►
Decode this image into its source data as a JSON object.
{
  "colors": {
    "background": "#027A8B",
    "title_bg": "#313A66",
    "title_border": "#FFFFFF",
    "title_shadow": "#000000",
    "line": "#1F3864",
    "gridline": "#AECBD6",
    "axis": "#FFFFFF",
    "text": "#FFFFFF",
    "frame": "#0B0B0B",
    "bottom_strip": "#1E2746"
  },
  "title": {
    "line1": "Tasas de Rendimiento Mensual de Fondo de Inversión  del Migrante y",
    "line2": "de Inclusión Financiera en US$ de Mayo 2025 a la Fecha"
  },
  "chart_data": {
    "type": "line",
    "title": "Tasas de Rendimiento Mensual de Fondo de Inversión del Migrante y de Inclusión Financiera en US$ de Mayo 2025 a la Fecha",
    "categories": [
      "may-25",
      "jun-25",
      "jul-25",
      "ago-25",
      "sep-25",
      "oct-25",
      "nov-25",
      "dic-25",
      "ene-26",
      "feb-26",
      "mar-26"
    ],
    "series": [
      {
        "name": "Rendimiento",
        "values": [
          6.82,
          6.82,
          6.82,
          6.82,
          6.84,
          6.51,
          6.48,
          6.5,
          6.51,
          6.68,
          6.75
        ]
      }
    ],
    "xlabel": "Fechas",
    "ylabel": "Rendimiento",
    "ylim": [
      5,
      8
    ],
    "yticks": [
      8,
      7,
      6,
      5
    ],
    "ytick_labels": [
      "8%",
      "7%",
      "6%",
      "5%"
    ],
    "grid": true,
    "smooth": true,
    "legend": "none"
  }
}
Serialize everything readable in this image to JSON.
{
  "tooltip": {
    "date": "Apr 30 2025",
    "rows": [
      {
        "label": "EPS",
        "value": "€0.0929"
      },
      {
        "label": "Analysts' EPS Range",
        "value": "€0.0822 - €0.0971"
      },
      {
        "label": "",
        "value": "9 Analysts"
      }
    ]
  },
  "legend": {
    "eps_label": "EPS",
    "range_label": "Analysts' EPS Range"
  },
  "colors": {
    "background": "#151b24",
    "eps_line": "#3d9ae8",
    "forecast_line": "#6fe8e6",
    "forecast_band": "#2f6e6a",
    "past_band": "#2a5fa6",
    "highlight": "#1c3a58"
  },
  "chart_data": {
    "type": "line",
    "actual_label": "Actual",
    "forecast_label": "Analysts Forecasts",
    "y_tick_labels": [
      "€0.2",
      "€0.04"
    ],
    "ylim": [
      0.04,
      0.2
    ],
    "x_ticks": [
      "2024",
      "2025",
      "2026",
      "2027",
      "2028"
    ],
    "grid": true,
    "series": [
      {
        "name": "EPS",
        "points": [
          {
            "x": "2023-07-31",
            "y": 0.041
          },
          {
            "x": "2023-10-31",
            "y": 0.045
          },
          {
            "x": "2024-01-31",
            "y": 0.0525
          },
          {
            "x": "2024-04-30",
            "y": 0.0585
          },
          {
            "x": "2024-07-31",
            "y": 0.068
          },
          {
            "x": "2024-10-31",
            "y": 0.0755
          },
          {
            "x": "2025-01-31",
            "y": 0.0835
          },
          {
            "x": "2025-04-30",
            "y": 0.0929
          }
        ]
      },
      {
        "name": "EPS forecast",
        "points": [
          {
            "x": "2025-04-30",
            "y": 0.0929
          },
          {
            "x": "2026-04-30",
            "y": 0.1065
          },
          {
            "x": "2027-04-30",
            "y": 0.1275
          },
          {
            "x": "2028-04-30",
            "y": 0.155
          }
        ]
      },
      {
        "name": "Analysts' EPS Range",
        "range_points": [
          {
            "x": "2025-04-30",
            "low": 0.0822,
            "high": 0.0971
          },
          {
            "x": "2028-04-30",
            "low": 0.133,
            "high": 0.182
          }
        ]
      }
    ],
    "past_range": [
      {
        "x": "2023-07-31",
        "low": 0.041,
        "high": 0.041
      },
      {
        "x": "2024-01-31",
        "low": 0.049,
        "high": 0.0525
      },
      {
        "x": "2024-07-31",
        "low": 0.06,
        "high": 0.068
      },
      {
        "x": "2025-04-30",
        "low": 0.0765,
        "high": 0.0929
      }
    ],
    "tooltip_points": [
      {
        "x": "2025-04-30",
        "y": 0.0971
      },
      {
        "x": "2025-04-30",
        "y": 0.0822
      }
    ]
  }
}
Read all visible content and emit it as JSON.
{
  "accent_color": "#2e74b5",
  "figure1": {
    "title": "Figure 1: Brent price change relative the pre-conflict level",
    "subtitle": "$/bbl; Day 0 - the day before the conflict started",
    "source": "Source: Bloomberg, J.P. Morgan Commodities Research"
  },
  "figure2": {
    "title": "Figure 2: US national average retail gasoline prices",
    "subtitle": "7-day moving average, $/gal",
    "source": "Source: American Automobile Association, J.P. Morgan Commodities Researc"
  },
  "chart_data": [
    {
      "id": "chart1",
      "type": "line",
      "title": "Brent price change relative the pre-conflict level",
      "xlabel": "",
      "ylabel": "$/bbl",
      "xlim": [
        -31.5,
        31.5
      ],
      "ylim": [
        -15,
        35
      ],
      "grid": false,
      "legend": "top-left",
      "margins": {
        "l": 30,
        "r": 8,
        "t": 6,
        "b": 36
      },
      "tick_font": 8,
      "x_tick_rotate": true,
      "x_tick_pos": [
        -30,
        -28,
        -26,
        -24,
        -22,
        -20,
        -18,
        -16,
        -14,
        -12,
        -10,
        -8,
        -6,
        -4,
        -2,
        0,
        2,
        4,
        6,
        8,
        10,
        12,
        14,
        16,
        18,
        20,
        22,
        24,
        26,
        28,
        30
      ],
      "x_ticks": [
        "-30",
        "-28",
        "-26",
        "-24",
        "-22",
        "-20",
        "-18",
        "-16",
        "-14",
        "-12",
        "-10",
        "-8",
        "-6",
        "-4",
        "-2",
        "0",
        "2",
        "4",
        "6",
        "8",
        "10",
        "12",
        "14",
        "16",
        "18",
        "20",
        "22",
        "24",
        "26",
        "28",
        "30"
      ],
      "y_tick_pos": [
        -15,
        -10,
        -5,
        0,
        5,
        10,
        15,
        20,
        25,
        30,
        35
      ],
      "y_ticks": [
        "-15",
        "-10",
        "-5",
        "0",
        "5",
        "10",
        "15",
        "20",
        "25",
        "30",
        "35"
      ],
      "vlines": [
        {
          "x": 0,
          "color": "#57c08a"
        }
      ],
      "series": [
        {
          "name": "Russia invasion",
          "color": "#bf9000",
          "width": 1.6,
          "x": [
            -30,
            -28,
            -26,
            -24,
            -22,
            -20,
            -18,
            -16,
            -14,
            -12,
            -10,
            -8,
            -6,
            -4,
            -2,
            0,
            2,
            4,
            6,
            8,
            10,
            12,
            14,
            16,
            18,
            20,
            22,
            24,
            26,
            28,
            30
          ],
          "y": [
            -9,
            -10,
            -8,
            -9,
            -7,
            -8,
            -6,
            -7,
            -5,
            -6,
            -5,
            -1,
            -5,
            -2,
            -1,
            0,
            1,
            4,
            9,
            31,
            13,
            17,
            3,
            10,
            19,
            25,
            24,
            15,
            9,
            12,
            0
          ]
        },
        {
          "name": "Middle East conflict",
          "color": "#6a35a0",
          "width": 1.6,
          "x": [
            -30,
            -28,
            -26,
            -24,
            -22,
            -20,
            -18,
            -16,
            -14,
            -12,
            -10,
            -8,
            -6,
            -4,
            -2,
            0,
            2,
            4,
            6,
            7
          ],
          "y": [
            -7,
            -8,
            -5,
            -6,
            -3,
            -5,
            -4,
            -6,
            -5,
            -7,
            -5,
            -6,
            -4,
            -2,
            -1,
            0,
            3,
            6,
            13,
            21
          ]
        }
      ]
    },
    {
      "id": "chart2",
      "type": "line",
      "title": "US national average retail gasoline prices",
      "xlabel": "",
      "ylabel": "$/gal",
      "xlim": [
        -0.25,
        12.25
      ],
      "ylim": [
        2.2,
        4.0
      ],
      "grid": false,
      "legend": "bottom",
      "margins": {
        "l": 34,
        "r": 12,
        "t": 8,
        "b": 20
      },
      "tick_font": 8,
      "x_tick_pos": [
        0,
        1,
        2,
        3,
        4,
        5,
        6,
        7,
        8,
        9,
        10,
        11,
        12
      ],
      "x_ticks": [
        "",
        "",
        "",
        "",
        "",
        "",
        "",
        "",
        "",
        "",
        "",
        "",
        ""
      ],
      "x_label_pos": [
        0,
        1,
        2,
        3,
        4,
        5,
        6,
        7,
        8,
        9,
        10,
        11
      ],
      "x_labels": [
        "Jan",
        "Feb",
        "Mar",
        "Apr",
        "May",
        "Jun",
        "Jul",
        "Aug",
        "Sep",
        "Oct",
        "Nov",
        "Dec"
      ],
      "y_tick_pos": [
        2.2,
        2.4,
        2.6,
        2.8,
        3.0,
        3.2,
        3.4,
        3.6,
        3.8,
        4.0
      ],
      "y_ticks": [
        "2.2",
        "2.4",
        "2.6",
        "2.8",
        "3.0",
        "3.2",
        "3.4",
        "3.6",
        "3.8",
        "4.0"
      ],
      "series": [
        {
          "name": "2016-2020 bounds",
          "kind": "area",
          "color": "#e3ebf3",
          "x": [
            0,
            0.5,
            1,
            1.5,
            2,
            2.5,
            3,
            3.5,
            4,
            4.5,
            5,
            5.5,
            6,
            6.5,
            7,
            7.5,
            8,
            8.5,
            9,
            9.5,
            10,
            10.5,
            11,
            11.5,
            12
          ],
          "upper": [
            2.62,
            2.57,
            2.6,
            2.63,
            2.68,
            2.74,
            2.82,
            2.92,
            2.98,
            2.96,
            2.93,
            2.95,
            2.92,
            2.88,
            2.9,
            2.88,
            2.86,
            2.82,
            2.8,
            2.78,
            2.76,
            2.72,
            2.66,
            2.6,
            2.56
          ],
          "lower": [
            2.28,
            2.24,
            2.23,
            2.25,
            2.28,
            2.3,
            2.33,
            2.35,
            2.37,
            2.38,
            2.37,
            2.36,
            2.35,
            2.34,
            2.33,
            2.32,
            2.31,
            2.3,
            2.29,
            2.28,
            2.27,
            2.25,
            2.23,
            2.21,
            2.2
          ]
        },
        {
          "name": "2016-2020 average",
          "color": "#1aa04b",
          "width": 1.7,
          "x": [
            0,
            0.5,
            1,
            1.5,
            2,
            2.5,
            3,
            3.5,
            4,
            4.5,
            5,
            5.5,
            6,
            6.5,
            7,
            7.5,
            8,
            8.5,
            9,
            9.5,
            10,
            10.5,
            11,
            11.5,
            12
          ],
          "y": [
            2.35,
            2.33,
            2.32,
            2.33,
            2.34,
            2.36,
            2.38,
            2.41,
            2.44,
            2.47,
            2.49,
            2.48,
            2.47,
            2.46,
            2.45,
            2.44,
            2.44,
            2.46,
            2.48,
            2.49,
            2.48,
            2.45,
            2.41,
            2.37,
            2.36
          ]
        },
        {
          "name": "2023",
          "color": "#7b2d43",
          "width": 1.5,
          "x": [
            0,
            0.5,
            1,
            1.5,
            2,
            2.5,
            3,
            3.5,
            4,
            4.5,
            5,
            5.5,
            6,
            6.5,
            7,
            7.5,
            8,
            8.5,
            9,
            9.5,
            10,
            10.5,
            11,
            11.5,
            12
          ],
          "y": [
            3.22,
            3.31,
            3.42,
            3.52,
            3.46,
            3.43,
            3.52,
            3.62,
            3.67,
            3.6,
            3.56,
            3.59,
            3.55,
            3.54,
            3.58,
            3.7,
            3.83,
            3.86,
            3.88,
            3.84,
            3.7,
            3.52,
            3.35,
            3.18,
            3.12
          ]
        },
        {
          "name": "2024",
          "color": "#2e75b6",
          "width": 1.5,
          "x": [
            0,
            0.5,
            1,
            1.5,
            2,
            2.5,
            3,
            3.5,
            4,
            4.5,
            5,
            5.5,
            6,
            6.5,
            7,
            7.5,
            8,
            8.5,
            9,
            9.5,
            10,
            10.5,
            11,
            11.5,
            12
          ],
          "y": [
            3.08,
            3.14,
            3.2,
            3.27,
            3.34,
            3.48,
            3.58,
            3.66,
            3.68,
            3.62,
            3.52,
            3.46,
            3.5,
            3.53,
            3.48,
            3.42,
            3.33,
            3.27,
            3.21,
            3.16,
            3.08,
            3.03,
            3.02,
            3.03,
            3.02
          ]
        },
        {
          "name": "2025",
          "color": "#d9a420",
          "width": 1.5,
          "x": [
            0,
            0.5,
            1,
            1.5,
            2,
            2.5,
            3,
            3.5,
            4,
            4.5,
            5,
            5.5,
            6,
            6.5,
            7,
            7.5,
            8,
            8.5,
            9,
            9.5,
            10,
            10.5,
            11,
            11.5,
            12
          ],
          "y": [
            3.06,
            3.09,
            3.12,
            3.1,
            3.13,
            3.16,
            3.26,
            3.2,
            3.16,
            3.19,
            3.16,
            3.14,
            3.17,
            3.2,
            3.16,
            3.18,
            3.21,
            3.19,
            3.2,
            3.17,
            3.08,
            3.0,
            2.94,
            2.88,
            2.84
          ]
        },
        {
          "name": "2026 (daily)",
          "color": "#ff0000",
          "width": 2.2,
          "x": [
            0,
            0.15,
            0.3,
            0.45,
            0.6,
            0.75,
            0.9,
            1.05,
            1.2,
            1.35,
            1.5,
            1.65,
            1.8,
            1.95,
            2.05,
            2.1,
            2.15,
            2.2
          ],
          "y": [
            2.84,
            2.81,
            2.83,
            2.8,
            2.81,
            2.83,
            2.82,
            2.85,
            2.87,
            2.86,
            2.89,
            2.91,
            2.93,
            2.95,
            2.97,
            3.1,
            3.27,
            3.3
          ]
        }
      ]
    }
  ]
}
◄
What is needed
In the listing above, find each line with the word "relative" and copy it.

Written answer
    "title": "Figure 1: Brent price change relative the pre-conflict level",
      "title": "Brent price change relative the pre-conflict level",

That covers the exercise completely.